:: DATASET RECORDS ::
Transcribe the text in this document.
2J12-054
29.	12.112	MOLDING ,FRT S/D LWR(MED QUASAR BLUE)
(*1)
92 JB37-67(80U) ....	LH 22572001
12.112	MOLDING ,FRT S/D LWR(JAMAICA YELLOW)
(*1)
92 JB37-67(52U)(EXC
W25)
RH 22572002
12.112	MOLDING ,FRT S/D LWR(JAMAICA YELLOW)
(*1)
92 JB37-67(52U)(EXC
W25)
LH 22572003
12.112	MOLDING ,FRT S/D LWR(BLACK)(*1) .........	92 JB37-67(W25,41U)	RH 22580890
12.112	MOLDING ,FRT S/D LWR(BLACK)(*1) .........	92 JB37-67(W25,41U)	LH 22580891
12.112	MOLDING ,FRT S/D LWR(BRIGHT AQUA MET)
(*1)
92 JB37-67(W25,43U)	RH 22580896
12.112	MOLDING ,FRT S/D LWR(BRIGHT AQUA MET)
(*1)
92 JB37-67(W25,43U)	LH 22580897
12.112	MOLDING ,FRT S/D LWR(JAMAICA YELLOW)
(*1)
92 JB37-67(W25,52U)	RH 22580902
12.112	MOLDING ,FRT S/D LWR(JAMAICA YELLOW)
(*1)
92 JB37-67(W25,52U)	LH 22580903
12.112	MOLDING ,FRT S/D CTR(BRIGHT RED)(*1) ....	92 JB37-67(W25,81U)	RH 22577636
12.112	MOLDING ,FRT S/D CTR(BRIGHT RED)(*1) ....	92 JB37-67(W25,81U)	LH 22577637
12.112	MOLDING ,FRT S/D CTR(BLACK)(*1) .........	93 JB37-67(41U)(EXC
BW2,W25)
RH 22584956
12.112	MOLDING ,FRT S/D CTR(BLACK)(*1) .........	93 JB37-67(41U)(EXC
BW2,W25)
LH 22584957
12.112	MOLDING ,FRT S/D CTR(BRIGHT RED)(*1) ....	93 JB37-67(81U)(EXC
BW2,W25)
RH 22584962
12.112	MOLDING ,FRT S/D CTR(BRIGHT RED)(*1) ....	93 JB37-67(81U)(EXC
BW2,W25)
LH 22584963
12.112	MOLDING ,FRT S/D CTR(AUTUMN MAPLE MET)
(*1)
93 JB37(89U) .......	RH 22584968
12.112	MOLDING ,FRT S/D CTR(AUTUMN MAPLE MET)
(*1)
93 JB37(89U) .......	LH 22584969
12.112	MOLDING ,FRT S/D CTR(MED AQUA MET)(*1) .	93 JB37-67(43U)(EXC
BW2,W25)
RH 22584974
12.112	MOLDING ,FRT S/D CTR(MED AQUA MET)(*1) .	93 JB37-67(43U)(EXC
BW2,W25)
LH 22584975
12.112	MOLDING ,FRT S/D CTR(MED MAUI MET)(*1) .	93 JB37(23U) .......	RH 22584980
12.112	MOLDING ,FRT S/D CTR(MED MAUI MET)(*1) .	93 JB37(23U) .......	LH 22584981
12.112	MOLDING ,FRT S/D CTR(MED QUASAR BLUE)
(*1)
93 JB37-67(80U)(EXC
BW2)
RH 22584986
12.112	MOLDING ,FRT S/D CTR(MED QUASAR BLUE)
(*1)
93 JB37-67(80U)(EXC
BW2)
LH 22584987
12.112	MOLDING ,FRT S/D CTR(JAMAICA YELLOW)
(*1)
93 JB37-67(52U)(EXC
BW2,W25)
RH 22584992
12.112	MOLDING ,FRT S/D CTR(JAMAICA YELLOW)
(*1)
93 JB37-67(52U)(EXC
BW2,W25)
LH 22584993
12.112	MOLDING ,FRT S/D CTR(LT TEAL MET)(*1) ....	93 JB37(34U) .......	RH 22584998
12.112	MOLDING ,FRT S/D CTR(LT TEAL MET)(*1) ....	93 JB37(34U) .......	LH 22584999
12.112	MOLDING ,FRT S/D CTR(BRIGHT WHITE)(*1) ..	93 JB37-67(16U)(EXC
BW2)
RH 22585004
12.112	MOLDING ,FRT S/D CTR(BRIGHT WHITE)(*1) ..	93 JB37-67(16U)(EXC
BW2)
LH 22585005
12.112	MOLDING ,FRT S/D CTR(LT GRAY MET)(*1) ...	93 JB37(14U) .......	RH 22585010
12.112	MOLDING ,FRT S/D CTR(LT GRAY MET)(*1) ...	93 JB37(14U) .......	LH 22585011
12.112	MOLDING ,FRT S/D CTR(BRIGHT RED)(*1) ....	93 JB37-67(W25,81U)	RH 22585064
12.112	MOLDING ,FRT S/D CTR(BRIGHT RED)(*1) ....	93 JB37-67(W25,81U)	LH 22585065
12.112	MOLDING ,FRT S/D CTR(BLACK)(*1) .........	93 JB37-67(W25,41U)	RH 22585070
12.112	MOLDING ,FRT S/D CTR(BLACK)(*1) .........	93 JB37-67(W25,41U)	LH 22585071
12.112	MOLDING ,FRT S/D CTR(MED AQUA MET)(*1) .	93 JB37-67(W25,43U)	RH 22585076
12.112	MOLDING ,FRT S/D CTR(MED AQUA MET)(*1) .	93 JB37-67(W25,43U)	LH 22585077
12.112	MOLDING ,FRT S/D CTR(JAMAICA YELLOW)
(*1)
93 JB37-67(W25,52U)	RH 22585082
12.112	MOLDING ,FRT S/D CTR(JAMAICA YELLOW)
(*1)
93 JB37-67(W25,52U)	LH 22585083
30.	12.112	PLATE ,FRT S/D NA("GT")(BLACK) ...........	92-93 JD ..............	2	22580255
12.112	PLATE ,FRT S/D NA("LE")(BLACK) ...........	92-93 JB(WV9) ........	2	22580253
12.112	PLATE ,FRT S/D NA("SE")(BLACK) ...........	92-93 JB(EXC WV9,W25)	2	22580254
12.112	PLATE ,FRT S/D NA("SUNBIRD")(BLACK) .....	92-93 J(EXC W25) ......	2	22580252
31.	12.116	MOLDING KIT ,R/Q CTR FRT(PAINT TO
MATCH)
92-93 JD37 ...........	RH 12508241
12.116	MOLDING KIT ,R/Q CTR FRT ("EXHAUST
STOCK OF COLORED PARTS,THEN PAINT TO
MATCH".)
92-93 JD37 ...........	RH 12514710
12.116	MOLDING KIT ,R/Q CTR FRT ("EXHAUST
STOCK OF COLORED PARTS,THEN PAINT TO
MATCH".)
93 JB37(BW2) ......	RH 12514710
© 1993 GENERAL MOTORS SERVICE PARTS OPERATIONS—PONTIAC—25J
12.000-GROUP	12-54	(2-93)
:::
OBJECTIVE:
Each line must be given again exactly as written above.

SOLUTION TO THIS EXERCISE:
Transcribe the text in this document.
2J12-054
29.	12.112	MOLDING ,FRT S/D LWR(MED QUASAR BLUE)
(*1)
92 JB37-67(80U) ....	LH 22572001
12.112	MOLDING ,FRT S/D LWR(JAMAICA YELLOW)
(*1)
92 JB37-67(52U)(EXC
W25)
RH 22572002
12.112	MOLDING ,FRT S/D LWR(JAMAICA YELLOW)
(*1)
92 JB37-67(52U)(EXC
W25)
LH 22572003
12.112	MOLDING ,FRT S/D LWR(BLACK)(*1) .........	92 JB37-67(W25,41U)	RH 22580890
12.112	MOLDING ,FRT S/D LWR(BLACK)(*1) .........	92 JB37-67(W25,41U)	LH 22580891
12.112	MOLDING ,FRT S/D LWR(BRIGHT AQUA MET)
(*1)
92 JB37-67(W25,43U)	RH 22580896
12.112	MOLDING ,FRT S/D LWR(BRIGHT AQUA MET)
(*1)
92 JB37-67(W25,43U)	LH 22580897
12.112	MOLDING ,FRT S/D LWR(JAMAICA YELLOW)
(*1)
92 JB37-67(W25,52U)	RH 22580902
12.112	MOLDING ,FRT S/D LWR(JAMAICA YELLOW)
(*1)
92 JB37-67(W25,52U)	LH 22580903
12.112	MOLDING ,FRT S/D CTR(BRIGHT RED)(*1) ....	92 JB37-67(W25,81U)	RH 22577636
12.112	MOLDING ,FRT S/D CTR(BRIGHT RED)(*1) ....	92 JB37-67(W25,81U)	LH 22577637
12.112	MOLDING ,FRT S/D CTR(BLACK)(*1) .........	93 JB37-67(41U)(EXC
BW2,W25)
RH 22584956
12.112	MOLDING ,FRT S/D CTR(BLACK)(*1) .........	93 JB37-67(41U)(EXC
BW2,W25)
LH 22584957
12.112	MOLDING ,FRT S/D CTR(BRIGHT RED)(*1) ....	93 JB37-67(81U)(EXC
BW2,W25)
RH 22584962
12.112	MOLDING ,FRT S/D CTR(BRIGHT RED)(*1) ....	93 JB37-67(81U)(EXC
BW2,W25)
LH 22584963
12.112	MOLDING ,FRT S/D CTR(AUTUMN MAPLE MET)
(*1)
93 JB37(89U) .......	RH 22584968
12.112	MOLDING ,FRT S/D CTR(AUTUMN MAPLE MET)
(*1)
93 JB37(89U) .......	LH 22584969
12.112	MOLDING ,FRT S/D CTR(MED AQUA MET)(*1) .	93 JB37-67(43U)(EXC
BW2,W25)
RH 22584974
12.112	MOLDING ,FRT S/D CTR(MED AQUA MET)(*1) .	93 JB37-67(43U)(EXC
BW2,W25)
LH 22584975
12.112	MOLDING ,FRT S/D CTR(MED MAUI MET)(*1) .	93 JB37(23U) .......	RH 22584980
12.112	MOLDING ,FRT S/D CTR(MED MAUI MET)(*1) .	93 JB37(23U) .......	LH 22584981
12.112	MOLDING ,FRT S/D CTR(MED QUASAR BLUE)
(*1)
93 JB37-67(80U)(EXC
BW2)
RH 22584986
12.112	MOLDING ,FRT S/D CTR(MED QUASAR BLUE)
(*1)
93 JB37-67(80U)(EXC
BW2)
LH 22584987
12.112	MOLDING ,FRT S/D CTR(JAMAICA YELLOW)
(*1)
93 JB37-67(52U)(EXC
BW2,W25)
RH 22584992
12.112	MOLDING ,FRT S/D CTR(JAMAICA YELLOW)
(*1)
93 JB37-67(52U)(EXC
BW2,W25)
LH 22584993
12.112	MOLDING ,FRT S/D CTR(LT TEAL MET)(*1) ....	93 JB37(34U) .......	RH 22584998
12.112	MOLDING ,FRT S/D CTR(LT TEAL MET)(*1) ....	93 JB37(34U) .......	LH 22584999
12.112	MOLDING ,FRT S/D CTR(BRIGHT WHITE)(*1) ..	93 JB37-67(16U)(EXC
BW2)
RH 22585004
12.112	MOLDING ,FRT S/D CTR(BRIGHT WHITE)(*1) ..	93 JB37-67(16U)(EXC
BW2)
LH 22585005
12.112	MOLDING ,FRT S/D CTR(LT GRAY MET)(*1) ...	93 JB37(14U) .......	RH 22585010
12.112	MOLDING ,FRT S/D CTR(LT GRAY MET)(*1) ...	93 JB37(14U) .......	LH 22585011
12.112	MOLDING ,FRT S/D CTR(BRIGHT RED)(*1) ....	93 JB37-67(W25,81U)	RH 22585064
12.112	MOLDING ,FRT S/D CTR(BRIGHT RED)(*1) ....	93 JB37-67(W25,81U)	LH 22585065
12.112	MOLDING ,FRT S/D CTR(BLACK)(*1) .........	93 JB37-67(W25,41U)	RH 22585070
12.112	MOLDING ,FRT S/D CTR(BLACK)(*1) .........	93 JB37-67(W25,41U)	LH 22585071
12.112	MOLDING ,FRT S/D CTR(MED AQUA MET)(*1) .	93 JB37-67(W25,43U)	RH 22585076
12.112	MOLDING ,FRT S/D CTR(MED AQUA MET)(*1) .	93 JB37-67(W25,43U)	LH 22585077
12.112	MOLDING ,FRT S/D CTR(JAMAICA YELLOW)
(*1)
93 JB37-67(W25,52U)	RH 22585082
12.112	MOLDING ,FRT S/D CTR(JAMAICA YELLOW)
(*1)
93 JB37-67(W25,52U)	LH 22585083
30.	12.112	PLATE ,FRT S/D NA("GT")(BLACK) ...........	92-93 JD ..............	2	22580255
12.112	PLATE ,FRT S/D NA("LE")(BLACK) ...........	92-93 JB(WV9) ........	2	22580253
12.112	PLATE ,FRT S/D NA("SE")(BLACK) ...........	92-93 JB(EXC WV9,W25)	2	22580254
12.112	PLATE ,FRT S/D NA("SUNBIRD")(BLACK) .....	92-93 J(EXC W25) ......	2	22580252
31.	12.116	MOLDING KIT ,R/Q CTR FRT(PAINT TO
MATCH)
92-93 JD37 ...........	RH 12508241
12.116	MOLDING KIT ,R/Q CTR FRT ("EXHAUST
STOCK OF COLORED PARTS,THEN PAINT TO
MATCH".)
92-93 JD37 ...........	RH 12514710
12.116	MOLDING KIT ,R/Q CTR FRT ("EXHAUST
STOCK OF COLORED PARTS,THEN PAINT TO
MATCH".)
93 JB37(BW2) ......	RH 12514710
© 1993 GENERAL MOTORS SERVICE PARTS OPERATIONS—PONTIAC—25J
12.000-GROUP	12-54	(2-93)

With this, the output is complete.